Data tied to figure images
━━━━

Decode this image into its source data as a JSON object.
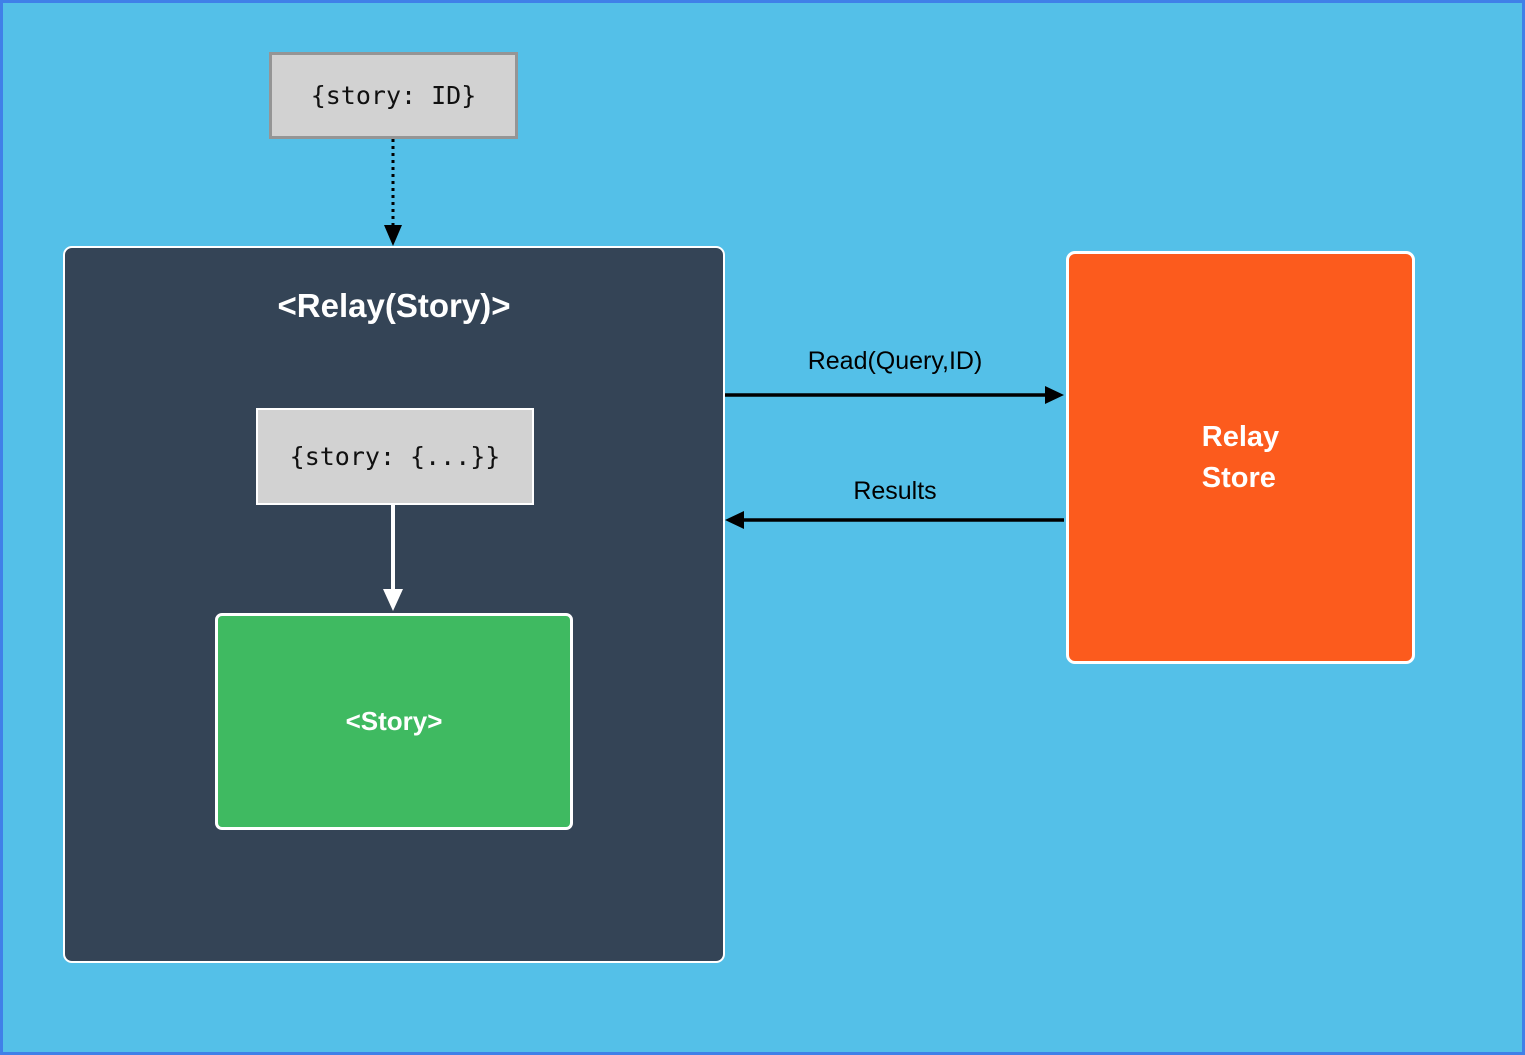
{
  "diagram": {
    "input_box": {
      "label": "{story: ID}"
    },
    "relay_component": {
      "title": "<Relay(Story)>",
      "fragment_box": {
        "label": "{story: {...}}"
      },
      "story_component": {
        "label": "<Story>"
      }
    },
    "relay_store": {
      "line1": "Relay",
      "line2": "Store"
    },
    "arrows": {
      "read_label": "Read(Query,ID)",
      "results_label": "Results"
    },
    "colors": {
      "background": "#54c0e8",
      "page_border": "#4080e8",
      "relay_component_bg": "#344456",
      "story_component_bg": "#3fba61",
      "relay_store_bg": "#fc5b1d",
      "code_box_bg": "#d2d2d2",
      "code_box_border": "#959595",
      "box_border_white": "#ffffff",
      "arrow_black": "#000000",
      "arrow_white": "#ffffff",
      "text_on_dark": "#ffffff",
      "text_code": "#111111"
    }
  }
}
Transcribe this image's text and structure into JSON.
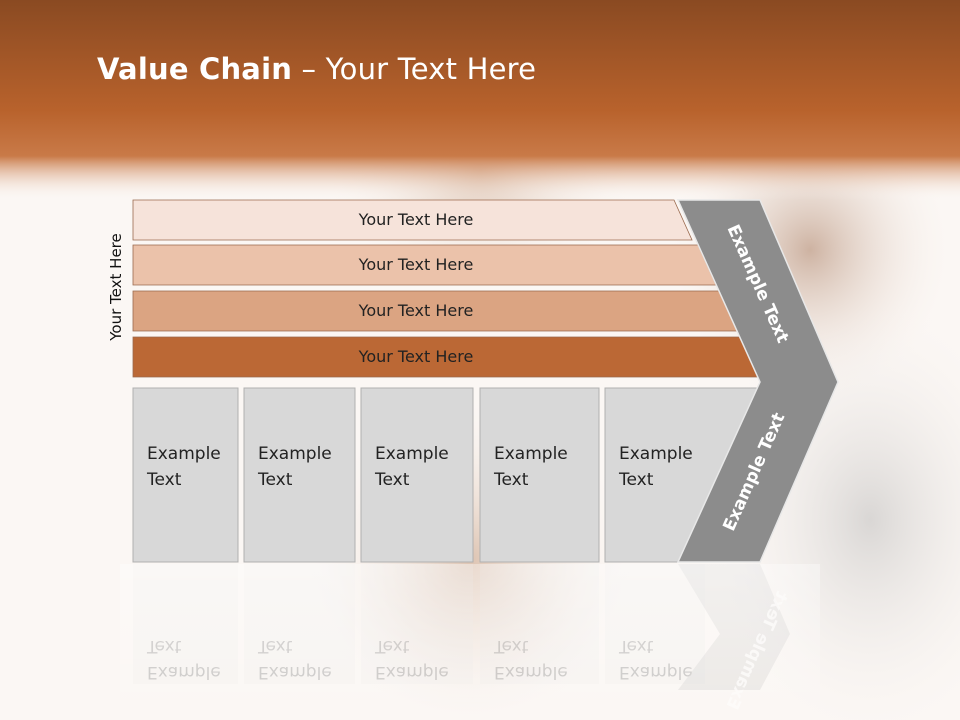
{
  "slide": {
    "title_bold": "Value Chain",
    "title_rest": " – Your Text Here",
    "side_label": "Your Text Here"
  },
  "bars": [
    {
      "label": "Your Text Here",
      "color": "#f6e3da"
    },
    {
      "label": "Your Text Here",
      "color": "#ebc2aa"
    },
    {
      "label": "Your Text Here",
      "color": "#dba482"
    },
    {
      "label": "Your Text Here",
      "color": "#bb6835"
    }
  ],
  "boxes": [
    {
      "line1": "Example",
      "line2": "Text"
    },
    {
      "line1": "Example",
      "line2": "Text"
    },
    {
      "line1": "Example",
      "line2": "Text"
    },
    {
      "line1": "Example",
      "line2": "Text"
    },
    {
      "line1": "Example",
      "line2": "Text"
    }
  ],
  "chevron": {
    "upper_label": "Example Text",
    "lower_label": "Example Text",
    "color": "#8c8c8c"
  },
  "colors": {
    "header": "#b8622c",
    "box_fill": "#d8d8d8"
  }
}
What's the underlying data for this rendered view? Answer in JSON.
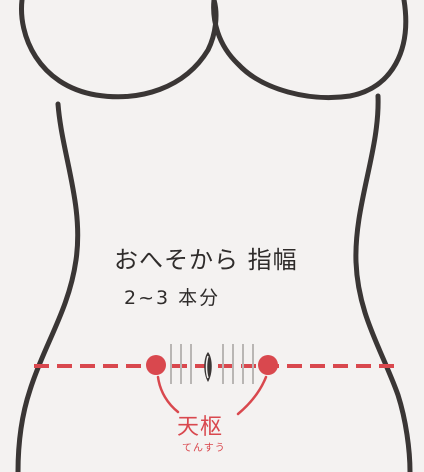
{
  "diagram": {
    "annotation": {
      "line1": "おへそから 指幅",
      "line2": "2~3 本分"
    },
    "acupoint": {
      "name": "天枢",
      "reading": "てんすう"
    }
  },
  "colors": {
    "background": "#f4f2f1",
    "outline": "#3a3635",
    "accent_red": "#d9484e",
    "finger_guides": "#b9b6b4"
  },
  "icons": {
    "navel": "navel-icon",
    "acupoint_marker": "acupoint-dot-icon"
  }
}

━━━━

▶ **Task brief**
Print exactly the span of lines that begins with the line containing "What's the underlying" and ends with the last line of the listing, with no pictures.

▶ **Response to this exercise**
What's the underlying data for this rendered view? Answer in JSON.
{
  "diagram": {
    "annotation": {
      "line1": "おへそから 指幅",
      "line2": "2~3 本分"
    },
    "acupoint": {
      "name": "天枢",
      "reading": "てんすう"
    }
  },
  "colors": {
    "background": "#f4f2f1",
    "outline": "#3a3635",
    "accent_red": "#d9484e",
    "finger_guides": "#b9b6b4"
  },
  "icons": {
    "navel": "navel-icon",
    "acupoint_marker": "acupoint-dot-icon"
  }
}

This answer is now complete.